> _Exercise objective_
Write out all the data again, exactly as it stands.

> _Source material_
##########

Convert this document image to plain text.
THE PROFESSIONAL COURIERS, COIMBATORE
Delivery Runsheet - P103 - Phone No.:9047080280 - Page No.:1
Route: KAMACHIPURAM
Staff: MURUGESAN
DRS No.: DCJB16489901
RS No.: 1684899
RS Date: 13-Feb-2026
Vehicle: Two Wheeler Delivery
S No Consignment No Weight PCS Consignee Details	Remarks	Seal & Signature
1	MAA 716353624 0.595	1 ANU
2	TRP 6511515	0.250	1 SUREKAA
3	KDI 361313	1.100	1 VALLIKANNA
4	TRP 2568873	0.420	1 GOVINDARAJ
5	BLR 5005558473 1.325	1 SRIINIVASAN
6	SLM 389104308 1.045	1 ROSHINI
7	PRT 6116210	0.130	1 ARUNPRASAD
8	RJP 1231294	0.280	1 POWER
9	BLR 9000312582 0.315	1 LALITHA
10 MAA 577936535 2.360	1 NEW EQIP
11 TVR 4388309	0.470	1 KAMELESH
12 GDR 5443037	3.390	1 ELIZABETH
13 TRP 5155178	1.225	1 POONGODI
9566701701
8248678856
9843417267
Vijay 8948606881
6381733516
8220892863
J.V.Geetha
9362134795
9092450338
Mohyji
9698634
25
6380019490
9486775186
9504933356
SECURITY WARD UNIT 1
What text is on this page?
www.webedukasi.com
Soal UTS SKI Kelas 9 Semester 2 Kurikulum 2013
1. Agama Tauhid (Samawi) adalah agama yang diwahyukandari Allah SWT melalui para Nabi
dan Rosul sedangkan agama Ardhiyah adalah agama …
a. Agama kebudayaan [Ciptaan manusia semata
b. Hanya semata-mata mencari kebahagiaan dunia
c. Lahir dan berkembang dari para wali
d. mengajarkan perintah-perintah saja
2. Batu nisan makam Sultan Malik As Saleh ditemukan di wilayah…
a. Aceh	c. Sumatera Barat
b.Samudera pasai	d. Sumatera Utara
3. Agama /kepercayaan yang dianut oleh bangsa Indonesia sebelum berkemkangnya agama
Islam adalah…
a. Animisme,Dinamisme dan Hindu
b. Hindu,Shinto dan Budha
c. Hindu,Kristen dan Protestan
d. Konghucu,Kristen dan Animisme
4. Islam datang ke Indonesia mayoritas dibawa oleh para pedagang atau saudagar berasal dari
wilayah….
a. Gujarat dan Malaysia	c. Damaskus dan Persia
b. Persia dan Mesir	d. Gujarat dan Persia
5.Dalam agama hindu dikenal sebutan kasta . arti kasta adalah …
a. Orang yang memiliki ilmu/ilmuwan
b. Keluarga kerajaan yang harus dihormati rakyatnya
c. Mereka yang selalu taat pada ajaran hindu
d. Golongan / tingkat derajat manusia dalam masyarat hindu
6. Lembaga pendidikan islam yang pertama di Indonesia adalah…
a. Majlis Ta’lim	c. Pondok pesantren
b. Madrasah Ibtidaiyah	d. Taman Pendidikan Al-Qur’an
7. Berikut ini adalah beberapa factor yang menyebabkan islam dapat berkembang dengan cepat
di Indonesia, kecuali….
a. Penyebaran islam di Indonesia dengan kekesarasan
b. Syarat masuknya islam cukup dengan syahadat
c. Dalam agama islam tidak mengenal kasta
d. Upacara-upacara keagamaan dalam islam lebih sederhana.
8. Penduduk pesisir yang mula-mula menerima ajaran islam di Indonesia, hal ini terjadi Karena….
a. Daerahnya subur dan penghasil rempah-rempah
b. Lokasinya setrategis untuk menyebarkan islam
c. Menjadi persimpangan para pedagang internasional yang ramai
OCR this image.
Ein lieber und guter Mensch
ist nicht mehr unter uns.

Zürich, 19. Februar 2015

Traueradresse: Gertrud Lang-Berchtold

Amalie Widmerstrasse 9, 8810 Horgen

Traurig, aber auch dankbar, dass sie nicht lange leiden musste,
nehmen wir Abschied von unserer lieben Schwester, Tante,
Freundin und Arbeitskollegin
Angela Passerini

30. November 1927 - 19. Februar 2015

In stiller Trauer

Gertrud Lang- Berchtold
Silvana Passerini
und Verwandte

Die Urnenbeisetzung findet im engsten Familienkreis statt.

##########

> _Written answer_
Convert this document image to plain text.
THE PROFESSIONAL COURIERS, COIMBATORE
Delivery Runsheet - P103 - Phone No.:9047080280 - Page No.:1
Route: KAMACHIPURAM
Staff: MURUGESAN
DRS No.: DCJB16489901
RS No.: 1684899
RS Date: 13-Feb-2026
Vehicle: Two Wheeler Delivery
S No Consignment No Weight PCS Consignee Details	Remarks	Seal & Signature
1	MAA 716353624 0.595	1 ANU
2	TRP 6511515	0.250	1 SUREKAA
3	KDI 361313	1.100	1 VALLIKANNA
4	TRP 2568873	0.420	1 GOVINDARAJ
5	BLR 5005558473 1.325	1 SRIINIVASAN
6	SLM 389104308 1.045	1 ROSHINI
7	PRT 6116210	0.130	1 ARUNPRASAD
8	RJP 1231294	0.280	1 POWER
9	BLR 9000312582 0.315	1 LALITHA
10 MAA 577936535 2.360	1 NEW EQIP
11 TVR 4388309	0.470	1 KAMELESH
12 GDR 5443037	3.390	1 ELIZABETH
13 TRP 5155178	1.225	1 POONGODI
9566701701
8248678856
9843417267
Vijay 8948606881
6381733516
8220892863
J.V.Geetha
9362134795
9092450338
Mohyji
9698634
25
6380019490
9486775186
9504933356
SECURITY WARD UNIT 1
What text is on this page?
www.webedukasi.com
Soal UTS SKI Kelas 9 Semester 2 Kurikulum 2013
1. Agama Tauhid (Samawi) adalah agama yang diwahyukandari Allah SWT melalui para Nabi
dan Rosul sedangkan agama Ardhiyah adalah agama …
a. Agama kebudayaan [Ciptaan manusia semata
b. Hanya semata-mata mencari kebahagiaan dunia
c. Lahir dan berkembang dari para wali
d. mengajarkan perintah-perintah saja
2. Batu nisan makam Sultan Malik As Saleh ditemukan di wilayah…
a. Aceh	c. Sumatera Barat
b.Samudera pasai	d. Sumatera Utara
3. Agama /kepercayaan yang dianut oleh bangsa Indonesia sebelum berkemkangnya agama
Islam adalah…
a. Animisme,Dinamisme dan Hindu
b. Hindu,Shinto dan Budha
c. Hindu,Kristen dan Protestan
d. Konghucu,Kristen dan Animisme
4. Islam datang ke Indonesia mayoritas dibawa oleh para pedagang atau saudagar berasal dari
wilayah….
a. Gujarat dan Malaysia	c. Damaskus dan Persia
b. Persia dan Mesir	d. Gujarat dan Persia
5.Dalam agama hindu dikenal sebutan kasta . arti kasta adalah …
a. Orang yang memiliki ilmu/ilmuwan
b. Keluarga kerajaan yang harus dihormati rakyatnya
c. Mereka yang selalu taat pada ajaran hindu
d. Golongan / tingkat derajat manusia dalam masyarat hindu
6. Lembaga pendidikan islam yang pertama di Indonesia adalah…
a. Majlis Ta’lim	c. Pondok pesantren
b. Madrasah Ibtidaiyah	d. Taman Pendidikan Al-Qur’an
7. Berikut ini adalah beberapa factor yang menyebabkan islam dapat berkembang dengan cepat
di Indonesia, kecuali….
a. Penyebaran islam di Indonesia dengan kekesarasan
b. Syarat masuknya islam cukup dengan syahadat
c. Dalam agama islam tidak mengenal kasta
d. Upacara-upacara keagamaan dalam islam lebih sederhana.
8. Penduduk pesisir yang mula-mula menerima ajaran islam di Indonesia, hal ini terjadi Karena….
a. Daerahnya subur dan penghasil rempah-rempah
b. Lokasinya setrategis untuk menyebarkan islam
c. Menjadi persimpangan para pedagang internasional yang ramai
OCR this image.
Ein lieber und guter Mensch
ist nicht mehr unter uns.

Zürich, 19. Februar 2015

Traueradresse: Gertrud Lang-Berchtold

Amalie Widmerstrasse 9, 8810 Horgen

Traurig, aber auch dankbar, dass sie nicht lange leiden musste,
nehmen wir Abschied von unserer lieben Schwester, Tante,
Freundin und Arbeitskollegin
Angela Passerini

30. November 1927 - 19. Februar 2015

In stiller Trauer

Gertrud Lang- Berchtold
Silvana Passerini
und Verwandte

Die Urnenbeisetzung findet im engsten Familienkreis statt.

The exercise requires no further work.